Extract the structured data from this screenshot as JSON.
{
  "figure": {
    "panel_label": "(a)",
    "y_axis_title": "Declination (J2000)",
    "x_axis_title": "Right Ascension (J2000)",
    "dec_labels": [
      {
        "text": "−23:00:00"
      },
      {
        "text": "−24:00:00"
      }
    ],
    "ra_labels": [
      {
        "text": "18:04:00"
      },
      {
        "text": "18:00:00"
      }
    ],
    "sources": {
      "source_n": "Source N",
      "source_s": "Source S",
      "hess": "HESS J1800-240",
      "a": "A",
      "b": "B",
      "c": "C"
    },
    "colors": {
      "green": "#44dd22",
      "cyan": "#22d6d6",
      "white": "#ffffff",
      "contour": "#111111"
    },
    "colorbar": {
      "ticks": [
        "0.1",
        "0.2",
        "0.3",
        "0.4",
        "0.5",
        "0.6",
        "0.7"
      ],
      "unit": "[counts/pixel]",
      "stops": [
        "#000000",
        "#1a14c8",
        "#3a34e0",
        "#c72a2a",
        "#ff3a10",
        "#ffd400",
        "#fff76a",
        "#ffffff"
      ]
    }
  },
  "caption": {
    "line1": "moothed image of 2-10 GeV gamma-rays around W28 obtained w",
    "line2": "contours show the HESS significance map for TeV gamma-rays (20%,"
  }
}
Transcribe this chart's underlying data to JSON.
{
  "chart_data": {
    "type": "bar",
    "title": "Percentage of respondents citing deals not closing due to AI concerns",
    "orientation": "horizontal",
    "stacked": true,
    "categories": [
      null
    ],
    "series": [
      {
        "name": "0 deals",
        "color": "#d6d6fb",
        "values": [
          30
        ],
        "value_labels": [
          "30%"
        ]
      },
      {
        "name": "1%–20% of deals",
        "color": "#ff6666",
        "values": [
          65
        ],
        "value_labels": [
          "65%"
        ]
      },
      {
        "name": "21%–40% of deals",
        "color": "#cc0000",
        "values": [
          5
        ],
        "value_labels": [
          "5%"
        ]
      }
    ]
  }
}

★ ★ ★

▶ Exercise:
Copy out each line exactly as written.

▶ Expected answer:
Extract the structured data from this screenshot as JSON.
{
  "figure": {
    "panel_label": "(a)",
    "y_axis_title": "Declination (J2000)",
    "x_axis_title": "Right Ascension (J2000)",
    "dec_labels": [
      {
        "text": "−23:00:00"
      },
      {
        "text": "−24:00:00"
      }
    ],
    "ra_labels": [
      {
        "text": "18:04:00"
      },
      {
        "text": "18:00:00"
      }
    ],
    "sources": {
      "source_n": "Source N",
      "source_s": "Source S",
      "hess": "HESS J1800-240",
      "a": "A",
      "b": "B",
      "c": "C"
    },
    "colors": {
      "green": "#44dd22",
      "cyan": "#22d6d6",
      "white": "#ffffff",
      "contour": "#111111"
    },
    "colorbar": {
      "ticks": [
        "0.1",
        "0.2",
        "0.3",
        "0.4",
        "0.5",
        "0.6",
        "0.7"
      ],
      "unit": "[counts/pixel]",
      "stops": [
        "#000000",
        "#1a14c8",
        "#3a34e0",
        "#c72a2a",
        "#ff3a10",
        "#ffd400",
        "#fff76a",
        "#ffffff"
      ]
    }
  },
  "caption": {
    "line1": "moothed image of 2-10 GeV gamma-rays around W28 obtained w",
    "line2": "contours show the HESS significance map for TeV gamma-rays (20%,"
  }
}
Transcribe this chart's underlying data to JSON.
{
  "chart_data": {
    "type": "bar",
    "title": "Percentage of respondents citing deals not closing due to AI concerns",
    "orientation": "horizontal",
    "stacked": true,
    "categories": [
      null
    ],
    "series": [
      {
        "name": "0 deals",
        "color": "#d6d6fb",
        "values": [
          30
        ],
        "value_labels": [
          "30%"
        ]
      },
      {
        "name": "1%–20% of deals",
        "color": "#ff6666",
        "values": [
          65
        ],
        "value_labels": [
          "65%"
        ]
      },
      {
        "name": "21%–40% of deals",
        "color": "#cc0000",
        "values": [
          5
        ],
        "value_labels": [
          "5%"
        ]
      }
    ]
  }
}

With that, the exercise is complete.